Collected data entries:
^^^^^^^^^^^^^^^^

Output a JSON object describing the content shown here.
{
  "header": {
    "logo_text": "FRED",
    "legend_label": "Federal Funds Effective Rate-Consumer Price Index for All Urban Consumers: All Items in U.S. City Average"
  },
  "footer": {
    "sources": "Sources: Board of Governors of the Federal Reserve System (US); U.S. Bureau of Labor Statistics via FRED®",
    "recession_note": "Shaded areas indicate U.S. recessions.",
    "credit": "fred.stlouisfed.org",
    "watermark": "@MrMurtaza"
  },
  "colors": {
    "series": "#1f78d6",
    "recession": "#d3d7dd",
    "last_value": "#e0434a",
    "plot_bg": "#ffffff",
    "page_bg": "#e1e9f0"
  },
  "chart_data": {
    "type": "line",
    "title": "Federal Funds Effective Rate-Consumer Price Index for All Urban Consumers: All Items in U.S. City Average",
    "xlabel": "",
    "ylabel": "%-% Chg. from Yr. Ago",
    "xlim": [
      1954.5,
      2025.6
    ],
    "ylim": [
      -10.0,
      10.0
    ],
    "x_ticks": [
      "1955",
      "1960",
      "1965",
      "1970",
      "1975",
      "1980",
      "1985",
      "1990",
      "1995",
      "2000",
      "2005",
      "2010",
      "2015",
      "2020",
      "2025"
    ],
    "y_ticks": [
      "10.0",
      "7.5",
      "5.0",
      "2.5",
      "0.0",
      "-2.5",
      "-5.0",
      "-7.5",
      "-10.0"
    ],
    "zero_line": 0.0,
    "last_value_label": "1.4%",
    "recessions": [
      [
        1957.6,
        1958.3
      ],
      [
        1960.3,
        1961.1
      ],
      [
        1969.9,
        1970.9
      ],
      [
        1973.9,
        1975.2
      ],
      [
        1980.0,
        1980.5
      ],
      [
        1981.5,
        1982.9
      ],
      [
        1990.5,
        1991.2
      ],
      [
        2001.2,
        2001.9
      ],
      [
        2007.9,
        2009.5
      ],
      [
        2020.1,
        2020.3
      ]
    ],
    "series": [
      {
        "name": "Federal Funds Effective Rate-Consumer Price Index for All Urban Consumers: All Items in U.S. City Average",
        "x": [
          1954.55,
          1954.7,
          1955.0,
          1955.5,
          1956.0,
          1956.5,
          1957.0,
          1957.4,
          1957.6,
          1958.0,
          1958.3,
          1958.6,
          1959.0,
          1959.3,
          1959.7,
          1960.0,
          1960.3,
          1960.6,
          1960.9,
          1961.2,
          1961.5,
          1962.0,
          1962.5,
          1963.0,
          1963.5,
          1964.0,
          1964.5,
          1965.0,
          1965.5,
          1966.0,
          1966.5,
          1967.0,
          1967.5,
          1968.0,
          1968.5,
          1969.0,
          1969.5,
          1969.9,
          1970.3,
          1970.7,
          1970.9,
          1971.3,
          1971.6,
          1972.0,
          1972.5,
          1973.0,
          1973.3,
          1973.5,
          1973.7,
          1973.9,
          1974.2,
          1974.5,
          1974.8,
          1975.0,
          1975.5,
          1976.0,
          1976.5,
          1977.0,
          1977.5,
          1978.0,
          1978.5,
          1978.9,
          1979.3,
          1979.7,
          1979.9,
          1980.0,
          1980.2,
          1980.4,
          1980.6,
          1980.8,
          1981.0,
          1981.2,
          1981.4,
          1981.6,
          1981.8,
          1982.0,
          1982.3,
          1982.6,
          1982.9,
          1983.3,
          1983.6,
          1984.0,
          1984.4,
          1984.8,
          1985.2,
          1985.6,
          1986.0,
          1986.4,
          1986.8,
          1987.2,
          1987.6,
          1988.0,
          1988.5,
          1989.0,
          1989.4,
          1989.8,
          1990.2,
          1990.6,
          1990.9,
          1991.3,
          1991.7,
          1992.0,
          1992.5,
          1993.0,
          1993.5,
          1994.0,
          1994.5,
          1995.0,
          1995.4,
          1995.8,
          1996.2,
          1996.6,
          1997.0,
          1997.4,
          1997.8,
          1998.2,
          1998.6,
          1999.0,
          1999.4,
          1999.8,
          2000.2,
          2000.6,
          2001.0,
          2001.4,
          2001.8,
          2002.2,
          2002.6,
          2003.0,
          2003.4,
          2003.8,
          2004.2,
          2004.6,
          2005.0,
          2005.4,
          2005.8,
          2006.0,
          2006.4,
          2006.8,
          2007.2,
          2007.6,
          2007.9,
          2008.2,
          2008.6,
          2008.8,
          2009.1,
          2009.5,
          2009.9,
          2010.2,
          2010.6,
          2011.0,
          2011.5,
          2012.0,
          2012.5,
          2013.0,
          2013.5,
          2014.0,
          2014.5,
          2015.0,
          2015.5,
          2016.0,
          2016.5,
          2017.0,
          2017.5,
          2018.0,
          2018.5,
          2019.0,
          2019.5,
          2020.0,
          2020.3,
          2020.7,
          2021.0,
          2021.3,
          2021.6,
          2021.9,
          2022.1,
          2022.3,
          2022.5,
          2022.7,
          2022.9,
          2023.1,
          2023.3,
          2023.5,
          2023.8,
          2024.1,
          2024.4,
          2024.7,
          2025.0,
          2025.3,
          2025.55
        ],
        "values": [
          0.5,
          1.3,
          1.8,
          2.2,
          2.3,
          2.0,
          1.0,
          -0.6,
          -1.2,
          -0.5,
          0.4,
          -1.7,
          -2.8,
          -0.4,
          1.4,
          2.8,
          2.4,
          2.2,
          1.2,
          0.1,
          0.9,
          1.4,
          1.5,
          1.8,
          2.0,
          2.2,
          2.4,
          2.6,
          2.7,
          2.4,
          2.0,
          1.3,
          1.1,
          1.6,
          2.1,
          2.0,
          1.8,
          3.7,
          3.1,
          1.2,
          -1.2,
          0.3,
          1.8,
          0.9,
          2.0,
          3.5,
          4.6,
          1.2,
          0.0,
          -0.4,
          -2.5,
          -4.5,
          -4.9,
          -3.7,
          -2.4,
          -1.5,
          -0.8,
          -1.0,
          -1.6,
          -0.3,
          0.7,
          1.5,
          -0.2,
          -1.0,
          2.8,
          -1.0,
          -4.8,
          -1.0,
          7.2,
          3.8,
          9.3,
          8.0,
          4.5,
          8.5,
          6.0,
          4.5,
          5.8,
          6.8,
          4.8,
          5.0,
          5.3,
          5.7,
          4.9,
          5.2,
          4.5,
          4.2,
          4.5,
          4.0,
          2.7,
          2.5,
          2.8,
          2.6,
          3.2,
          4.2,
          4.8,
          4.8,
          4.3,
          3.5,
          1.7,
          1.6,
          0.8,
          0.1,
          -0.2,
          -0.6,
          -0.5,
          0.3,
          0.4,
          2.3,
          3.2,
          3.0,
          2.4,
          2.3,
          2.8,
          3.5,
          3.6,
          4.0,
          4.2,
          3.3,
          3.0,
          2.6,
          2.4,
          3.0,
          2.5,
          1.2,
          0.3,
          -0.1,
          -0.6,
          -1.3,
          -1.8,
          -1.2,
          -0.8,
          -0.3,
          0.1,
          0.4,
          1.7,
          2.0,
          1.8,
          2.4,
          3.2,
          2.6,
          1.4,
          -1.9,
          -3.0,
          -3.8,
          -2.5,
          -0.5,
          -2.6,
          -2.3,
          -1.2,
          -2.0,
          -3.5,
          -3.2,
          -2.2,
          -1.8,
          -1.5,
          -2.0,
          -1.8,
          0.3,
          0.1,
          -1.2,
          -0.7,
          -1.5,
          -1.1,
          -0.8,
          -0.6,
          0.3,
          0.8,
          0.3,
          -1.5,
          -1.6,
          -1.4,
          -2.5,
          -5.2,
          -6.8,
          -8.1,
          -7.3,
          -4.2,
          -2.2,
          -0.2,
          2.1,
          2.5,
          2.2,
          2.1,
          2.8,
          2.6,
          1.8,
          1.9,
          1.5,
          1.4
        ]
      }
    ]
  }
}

^^^^^^^^^^^^^^^^

Report every line containing the word "Average" from the listing above.

    "legend_label": "Federal Funds Effective Rate-Consumer Price Index for All Urban Consumers: All Items in U.S. City Average"
    "title": "Federal Funds Effective Rate-Consumer Price Index for All Urban Consumers: All Items in U.S. City Average",
        "name": "Federal Funds Effective Rate-Consumer Price Index for All Urban Consumers: All Items in U.S. City Average",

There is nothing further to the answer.